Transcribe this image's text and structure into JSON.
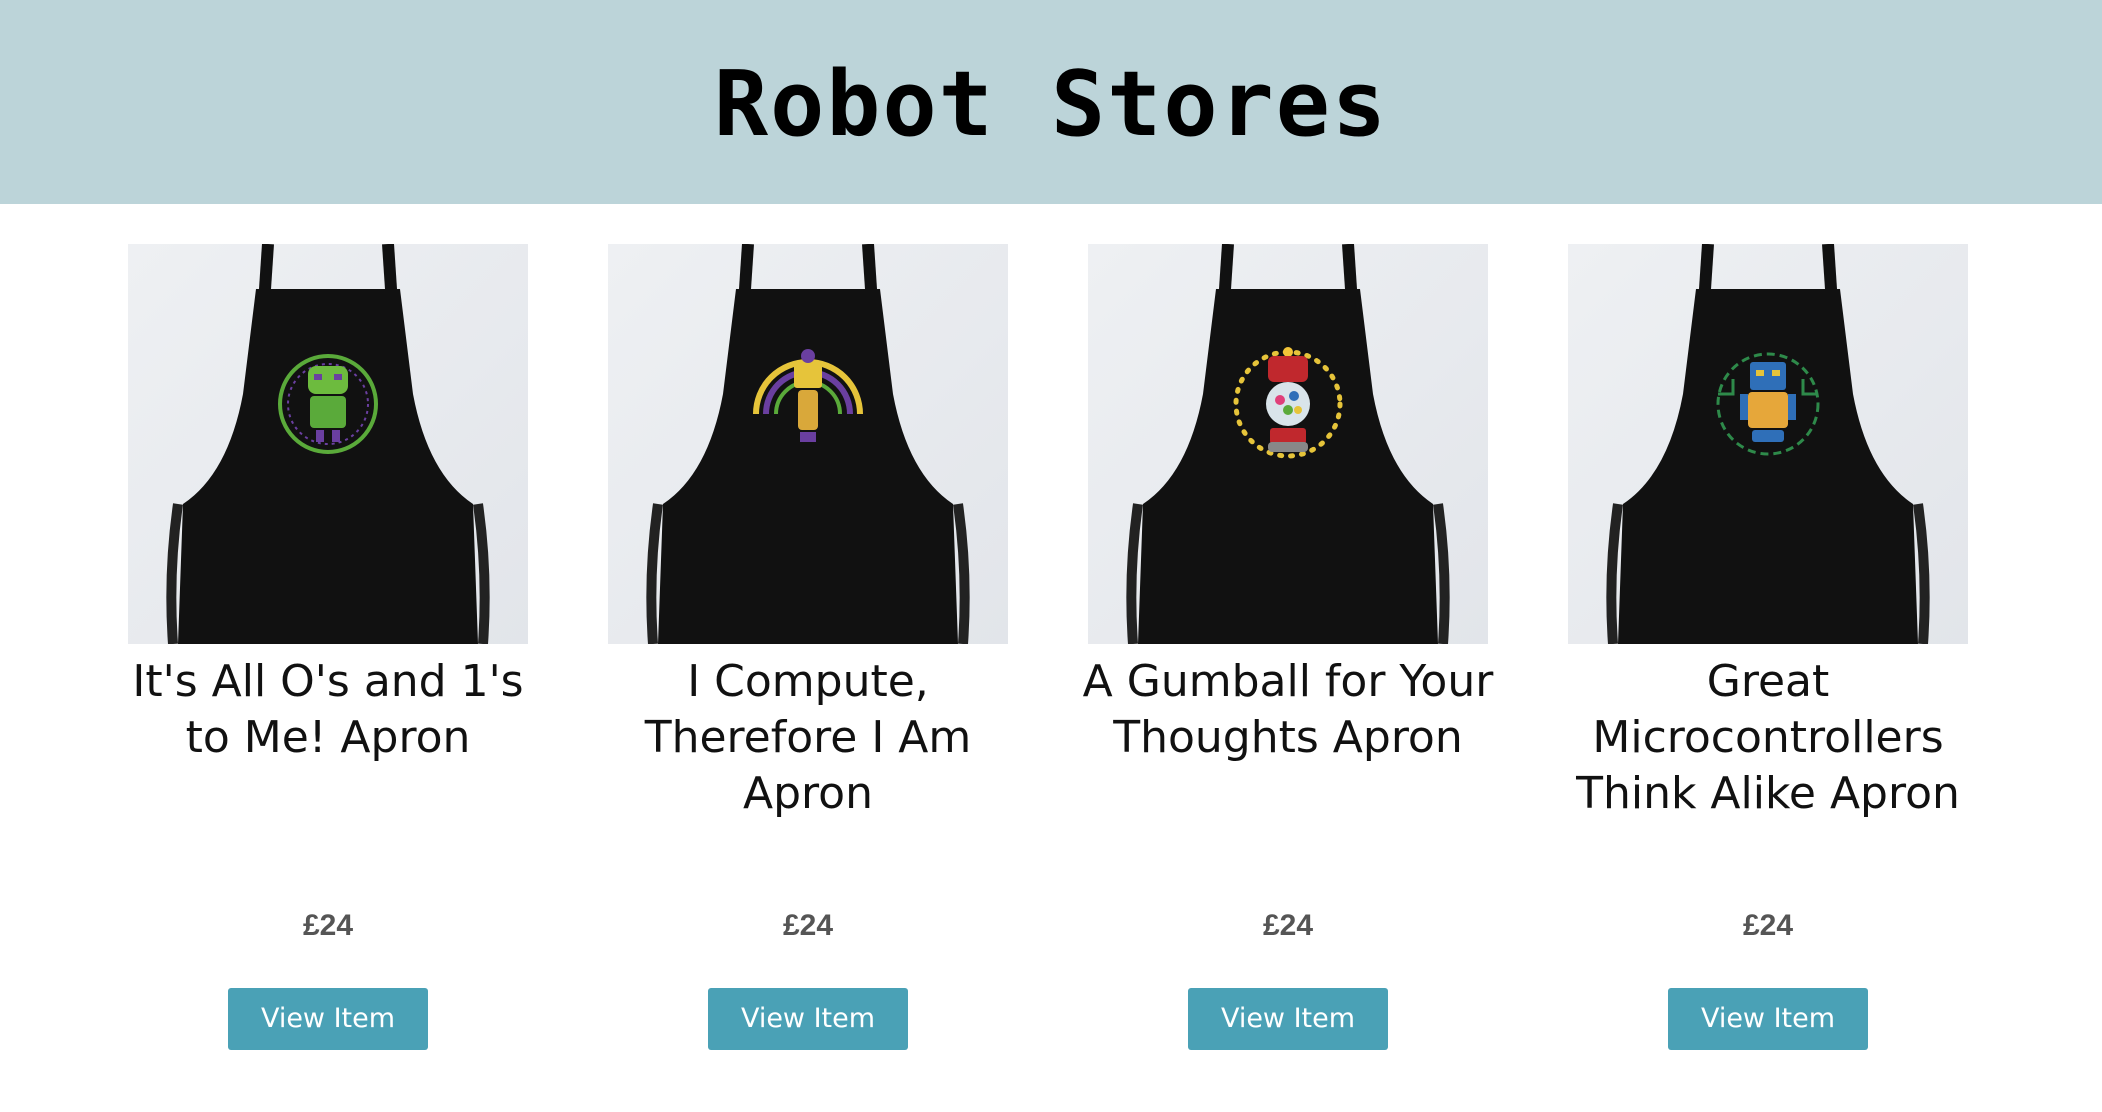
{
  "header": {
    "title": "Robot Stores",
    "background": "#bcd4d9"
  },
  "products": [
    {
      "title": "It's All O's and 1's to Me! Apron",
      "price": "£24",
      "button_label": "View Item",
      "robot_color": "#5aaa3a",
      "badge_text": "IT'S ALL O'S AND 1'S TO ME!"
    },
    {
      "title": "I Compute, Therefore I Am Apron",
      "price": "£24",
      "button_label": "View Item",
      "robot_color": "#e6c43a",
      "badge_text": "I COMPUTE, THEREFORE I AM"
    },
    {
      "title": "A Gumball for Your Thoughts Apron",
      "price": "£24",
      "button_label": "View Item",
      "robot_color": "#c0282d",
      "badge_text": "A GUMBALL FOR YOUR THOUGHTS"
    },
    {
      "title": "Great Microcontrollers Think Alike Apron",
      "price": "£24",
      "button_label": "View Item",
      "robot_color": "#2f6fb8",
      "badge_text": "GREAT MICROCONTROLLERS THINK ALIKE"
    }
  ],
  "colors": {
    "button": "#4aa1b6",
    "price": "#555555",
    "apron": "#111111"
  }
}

###

__What is being asked__:
Without the pictures, transcribe the listing above exactly.

__Answer to this task__:
Transcribe this image's text and structure into JSON.
{
  "header": {
    "title": "Robot Stores",
    "background": "#bcd4d9"
  },
  "products": [
    {
      "title": "It's All O's and 1's to Me! Apron",
      "price": "£24",
      "button_label": "View Item",
      "robot_color": "#5aaa3a",
      "badge_text": "IT'S ALL O'S AND 1'S TO ME!"
    },
    {
      "title": "I Compute, Therefore I Am Apron",
      "price": "£24",
      "button_label": "View Item",
      "robot_color": "#e6c43a",
      "badge_text": "I COMPUTE, THEREFORE I AM"
    },
    {
      "title": "A Gumball for Your Thoughts Apron",
      "price": "£24",
      "button_label": "View Item",
      "robot_color": "#c0282d",
      "badge_text": "A GUMBALL FOR YOUR THOUGHTS"
    },
    {
      "title": "Great Microcontrollers Think Alike Apron",
      "price": "£24",
      "button_label": "View Item",
      "robot_color": "#2f6fb8",
      "badge_text": "GREAT MICROCONTROLLERS THINK ALIKE"
    }
  ],
  "colors": {
    "button": "#4aa1b6",
    "price": "#555555",
    "apron": "#111111"
  }
}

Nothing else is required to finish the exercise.